• [RECORDS SHOWN]
——
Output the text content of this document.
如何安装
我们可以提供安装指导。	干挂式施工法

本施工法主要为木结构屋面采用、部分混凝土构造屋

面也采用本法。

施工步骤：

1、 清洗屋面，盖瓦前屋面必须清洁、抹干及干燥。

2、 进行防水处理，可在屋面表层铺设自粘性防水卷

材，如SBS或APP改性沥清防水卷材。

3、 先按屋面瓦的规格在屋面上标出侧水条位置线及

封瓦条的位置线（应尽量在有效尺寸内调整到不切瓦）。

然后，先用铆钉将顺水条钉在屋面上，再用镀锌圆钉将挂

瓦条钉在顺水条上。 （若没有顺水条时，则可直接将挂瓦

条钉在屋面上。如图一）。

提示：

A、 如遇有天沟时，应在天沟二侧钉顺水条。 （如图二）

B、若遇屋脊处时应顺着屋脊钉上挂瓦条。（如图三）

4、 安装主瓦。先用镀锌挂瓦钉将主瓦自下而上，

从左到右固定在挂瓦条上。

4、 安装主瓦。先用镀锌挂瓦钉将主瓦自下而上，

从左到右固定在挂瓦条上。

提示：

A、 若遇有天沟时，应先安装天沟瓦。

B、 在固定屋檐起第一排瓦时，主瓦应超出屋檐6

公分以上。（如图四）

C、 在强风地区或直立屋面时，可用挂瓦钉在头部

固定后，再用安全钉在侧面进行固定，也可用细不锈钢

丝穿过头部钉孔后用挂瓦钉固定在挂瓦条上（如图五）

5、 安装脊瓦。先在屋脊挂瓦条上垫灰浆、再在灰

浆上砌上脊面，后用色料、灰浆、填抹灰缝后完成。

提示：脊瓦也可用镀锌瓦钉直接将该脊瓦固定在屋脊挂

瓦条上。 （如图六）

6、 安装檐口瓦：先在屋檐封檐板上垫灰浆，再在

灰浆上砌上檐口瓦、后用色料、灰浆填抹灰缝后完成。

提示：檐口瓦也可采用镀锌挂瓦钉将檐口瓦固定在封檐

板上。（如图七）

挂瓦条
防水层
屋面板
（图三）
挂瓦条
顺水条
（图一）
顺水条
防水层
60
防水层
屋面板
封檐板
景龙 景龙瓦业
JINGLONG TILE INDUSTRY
——
• [WHAT YOU NEED TO DO] Write out every record shown above, word for word.

• [SOLVED PROBLEM]
Output the text content of this document.
如何安装
我们可以提供安装指导。	干挂式施工法

本施工法主要为木结构屋面采用、部分混凝土构造屋

面也采用本法。

施工步骤：

1、 清洗屋面，盖瓦前屋面必须清洁、抹干及干燥。

2、 进行防水处理，可在屋面表层铺设自粘性防水卷

材，如SBS或APP改性沥清防水卷材。

3、 先按屋面瓦的规格在屋面上标出侧水条位置线及

封瓦条的位置线（应尽量在有效尺寸内调整到不切瓦）。

然后，先用铆钉将顺水条钉在屋面上，再用镀锌圆钉将挂

瓦条钉在顺水条上。 （若没有顺水条时，则可直接将挂瓦

条钉在屋面上。如图一）。

提示：

A、 如遇有天沟时，应在天沟二侧钉顺水条。 （如图二）

B、若遇屋脊处时应顺着屋脊钉上挂瓦条。（如图三）

4、 安装主瓦。先用镀锌挂瓦钉将主瓦自下而上，

从左到右固定在挂瓦条上。

4、 安装主瓦。先用镀锌挂瓦钉将主瓦自下而上，

从左到右固定在挂瓦条上。

提示：

A、 若遇有天沟时，应先安装天沟瓦。

B、 在固定屋檐起第一排瓦时，主瓦应超出屋檐6

公分以上。（如图四）

C、 在强风地区或直立屋面时，可用挂瓦钉在头部

固定后，再用安全钉在侧面进行固定，也可用细不锈钢

丝穿过头部钉孔后用挂瓦钉固定在挂瓦条上（如图五）

5、 安装脊瓦。先在屋脊挂瓦条上垫灰浆、再在灰

浆上砌上脊面，后用色料、灰浆、填抹灰缝后完成。

提示：脊瓦也可用镀锌瓦钉直接将该脊瓦固定在屋脊挂

瓦条上。 （如图六）

6、 安装檐口瓦：先在屋檐封檐板上垫灰浆，再在

灰浆上砌上檐口瓦、后用色料、灰浆填抹灰缝后完成。

提示：檐口瓦也可采用镀锌挂瓦钉将檐口瓦固定在封檐

板上。（如图七）

挂瓦条
防水层
屋面板
（图三）
挂瓦条
顺水条
（图一）
顺水条
防水层
60
防水层
屋面板
封檐板
景龙 景龙瓦业
JINGLONG TILE INDUSTRY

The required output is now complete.